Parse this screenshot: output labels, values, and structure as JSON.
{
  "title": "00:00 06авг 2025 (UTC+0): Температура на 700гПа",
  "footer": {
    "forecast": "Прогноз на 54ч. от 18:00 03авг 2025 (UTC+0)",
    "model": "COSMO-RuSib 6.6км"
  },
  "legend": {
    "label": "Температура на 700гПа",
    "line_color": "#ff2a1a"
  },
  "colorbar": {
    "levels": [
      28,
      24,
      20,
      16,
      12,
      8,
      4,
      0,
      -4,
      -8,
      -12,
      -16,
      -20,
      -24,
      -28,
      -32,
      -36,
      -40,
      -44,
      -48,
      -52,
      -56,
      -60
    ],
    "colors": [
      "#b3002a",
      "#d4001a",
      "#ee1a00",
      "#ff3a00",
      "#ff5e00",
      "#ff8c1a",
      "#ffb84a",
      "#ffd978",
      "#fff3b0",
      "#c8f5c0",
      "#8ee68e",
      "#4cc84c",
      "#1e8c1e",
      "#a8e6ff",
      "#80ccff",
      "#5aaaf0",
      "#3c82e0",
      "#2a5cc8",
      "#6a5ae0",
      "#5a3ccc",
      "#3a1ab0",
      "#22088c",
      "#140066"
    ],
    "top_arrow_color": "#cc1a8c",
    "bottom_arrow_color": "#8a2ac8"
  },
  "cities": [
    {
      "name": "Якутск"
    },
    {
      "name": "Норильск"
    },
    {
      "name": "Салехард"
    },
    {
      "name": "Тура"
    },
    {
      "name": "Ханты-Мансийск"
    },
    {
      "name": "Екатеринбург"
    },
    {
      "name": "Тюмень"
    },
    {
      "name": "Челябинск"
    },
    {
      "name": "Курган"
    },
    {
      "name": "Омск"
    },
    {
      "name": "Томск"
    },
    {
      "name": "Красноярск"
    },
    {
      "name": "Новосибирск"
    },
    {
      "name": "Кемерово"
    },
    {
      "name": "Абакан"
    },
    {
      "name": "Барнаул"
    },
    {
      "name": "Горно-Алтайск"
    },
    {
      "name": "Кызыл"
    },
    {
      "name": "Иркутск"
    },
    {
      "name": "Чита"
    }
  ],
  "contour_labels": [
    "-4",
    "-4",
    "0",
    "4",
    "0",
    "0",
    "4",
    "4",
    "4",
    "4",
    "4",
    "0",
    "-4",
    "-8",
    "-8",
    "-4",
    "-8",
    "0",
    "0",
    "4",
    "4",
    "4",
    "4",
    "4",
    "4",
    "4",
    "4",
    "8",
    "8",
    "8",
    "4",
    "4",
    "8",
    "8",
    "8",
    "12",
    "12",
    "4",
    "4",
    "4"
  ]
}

§ **EXERCISE REQUIREMENTS**
Make an exact copy of the records.

§ **WORKED ANSWER**
Parse this screenshot: output labels, values, and structure as JSON.
{
  "title": "00:00 06авг 2025 (UTC+0): Температура на 700гПа",
  "footer": {
    "forecast": "Прогноз на 54ч. от 18:00 03авг 2025 (UTC+0)",
    "model": "COSMO-RuSib 6.6км"
  },
  "legend": {
    "label": "Температура на 700гПа",
    "line_color": "#ff2a1a"
  },
  "colorbar": {
    "levels": [
      28,
      24,
      20,
      16,
      12,
      8,
      4,
      0,
      -4,
      -8,
      -12,
      -16,
      -20,
      -24,
      -28,
      -32,
      -36,
      -40,
      -44,
      -48,
      -52,
      -56,
      -60
    ],
    "colors": [
      "#b3002a",
      "#d4001a",
      "#ee1a00",
      "#ff3a00",
      "#ff5e00",
      "#ff8c1a",
      "#ffb84a",
      "#ffd978",
      "#fff3b0",
      "#c8f5c0",
      "#8ee68e",
      "#4cc84c",
      "#1e8c1e",
      "#a8e6ff",
      "#80ccff",
      "#5aaaf0",
      "#3c82e0",
      "#2a5cc8",
      "#6a5ae0",
      "#5a3ccc",
      "#3a1ab0",
      "#22088c",
      "#140066"
    ],
    "top_arrow_color": "#cc1a8c",
    "bottom_arrow_color": "#8a2ac8"
  },
  "cities": [
    {
      "name": "Якутск"
    },
    {
      "name": "Норильск"
    },
    {
      "name": "Салехард"
    },
    {
      "name": "Тура"
    },
    {
      "name": "Ханты-Мансийск"
    },
    {
      "name": "Екатеринбург"
    },
    {
      "name": "Тюмень"
    },
    {
      "name": "Челябинск"
    },
    {
      "name": "Курган"
    },
    {
      "name": "Омск"
    },
    {
      "name": "Томск"
    },
    {
      "name": "Красноярск"
    },
    {
      "name": "Новосибирск"
    },
    {
      "name": "Кемерово"
    },
    {
      "name": "Абакан"
    },
    {
      "name": "Барнаул"
    },
    {
      "name": "Горно-Алтайск"
    },
    {
      "name": "Кызыл"
    },
    {
      "name": "Иркутск"
    },
    {
      "name": "Чита"
    }
  ],
  "contour_labels": [
    "-4",
    "-4",
    "0",
    "4",
    "0",
    "0",
    "4",
    "4",
    "4",
    "4",
    "4",
    "0",
    "-4",
    "-8",
    "-8",
    "-4",
    "-8",
    "0",
    "0",
    "4",
    "4",
    "4",
    "4",
    "4",
    "4",
    "4",
    "4",
    "8",
    "8",
    "8",
    "4",
    "4",
    "8",
    "8",
    "8",
    "12",
    "12",
    "4",
    "4",
    "4"
  ]
}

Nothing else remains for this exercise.